Please copy every line of the records below that holds the word "смичка".

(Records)
────────────────────────────────────────
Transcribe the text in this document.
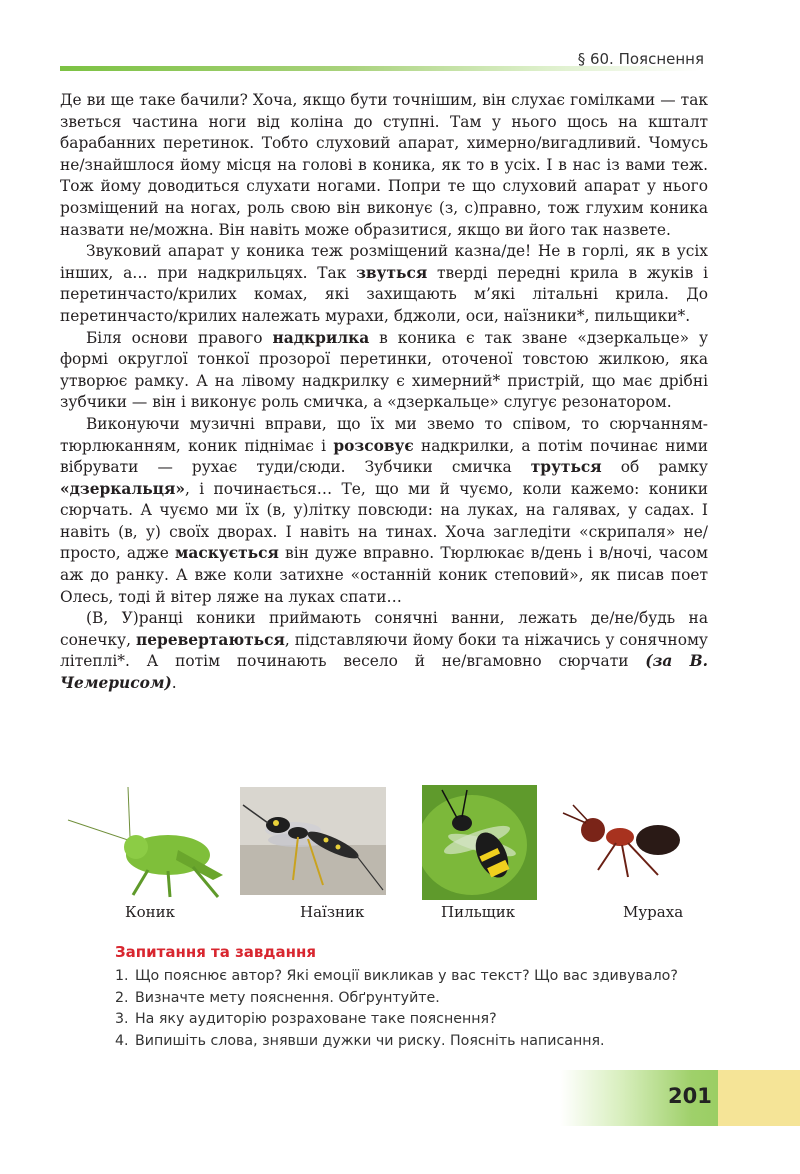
§ 60. Пояснення

Де ви ще таке бачили? Хоча, якщо бути точнішим, він слухає гомілками — так зветься частина ноги від коліна до ступні. Там у нього щось на кшталт барабанних перетинок. Тобто слуховий апарат, химерно/вигадливий. Чомусь не/знайшлося йому місця на голові в коника, як то в усіх. І в нас із вами теж. Тож йому доводиться слухати ногами. Попри те що слуховий апарат у нього розміщений на ногах, роль свою він виконує (з, с)правно, тож глухим коника назвати не/можна. Він навіть може образитися, якщо ви його так назвете.

Звуковий апарат у коника теж розміщений казна/де! Не в горлі, як в усіх інших, а… при надкрильцях. Так звуться тверді передні крила в жуків і перетинчасто/крилих комах, які захищають м’які літальні крила. До перетинчасто/крилих належать мурахи, бджоли, оси, наїзники*, пильщики*.

Біля основи правого надкрилка в коника є так зване «дзеркальце» у формі округлої тонкої прозорої перетинки, оточеної товстою жилкою, яка утворює рамку. А на лівому надкрилку є химерний* пристрій, що має дрібні зубчики — він і виконує роль смичка, а «дзеркальце» слугує резонатором.

Виконуючи музичні вправи, що їх ми звемо то співом, то сюрчанням-тюрлюканням, коник піднімає і розсовує надкрилки, а потім починає ними вібрувати — рухає туди/сюди. Зубчики смичка труться об рамку «дзеркальця», і починається… Те, що ми й чуємо, коли кажемо: коники сюрчать. А чуємо ми їх (в, у)літку повсюди: на луках, на галявах, у садах. І навіть (в, у) своїх дворах. І навіть на тинах. Хоча загледіти «скрипаля» не/просто, адже маскується він дуже вправно. Тюрлюкає в/день і в/ночі, часом аж до ранку. А вже коли затихне «останній коник степовий», як писав поет Олесь, тоді й вітер ляже на луках спати…

(В, У)ранці коники приймають сонячні ванни, лежать де/не/будь на сонечку, перевертаються, підставляючи йому боки та ніжачись у сонячному літеплі*. А потім починають весело й не/вгамовно сюрчати (за В. Чемерисом).

Коник	Наїзник	Пильщик	Мураха
Запитання та завдання
1. Що пояснює автор? Які емоції викликав у вас текст? Що вас здивувало?
2. Визначте мету пояснення. Обґрунтуйте.
3. На яку аудиторію розраховане таке пояснення?
4. Випишіть слова, знявши дужки чи риску. Поясніть написання.
201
────────────────────────────────────────
Solution to this exercise:
Біля основи правого надкрилка в коника є так зване «дзеркальце» у формі округлої тонкої прозорої перетинки, оточеної товстою жилкою, яка утворює рамку. А на лівому надкрилку є химерний* пристрій, що має дрібні зубчики — він і виконує роль смичка, а «дзеркальце» слугує резонатором.
Виконуючи музичні вправи, що їх ми звемо то співом, то сюрчанням-тюрлюканням, коник піднімає і розсовує надкрилки, а потім починає ними вібрувати — рухає туди/сюди. Зубчики смичка труться об рамку «дзеркальця», і починається… Те, що ми й чуємо, коли кажемо: коники сюрчать. А чуємо ми їх (в, у)літку повсюди: на луках, на галявах, у садах. І навіть (в, у) своїх дворах. І навіть на тинах. Хоча загледіти «скрипаля» не/просто, адже маскується він дуже вправно. Тюрлюкає в/день і в/ночі, часом аж до ранку. А вже коли затихне «останній коник степовий», як писав поет Олесь, тоді й вітер ляже на луках спати…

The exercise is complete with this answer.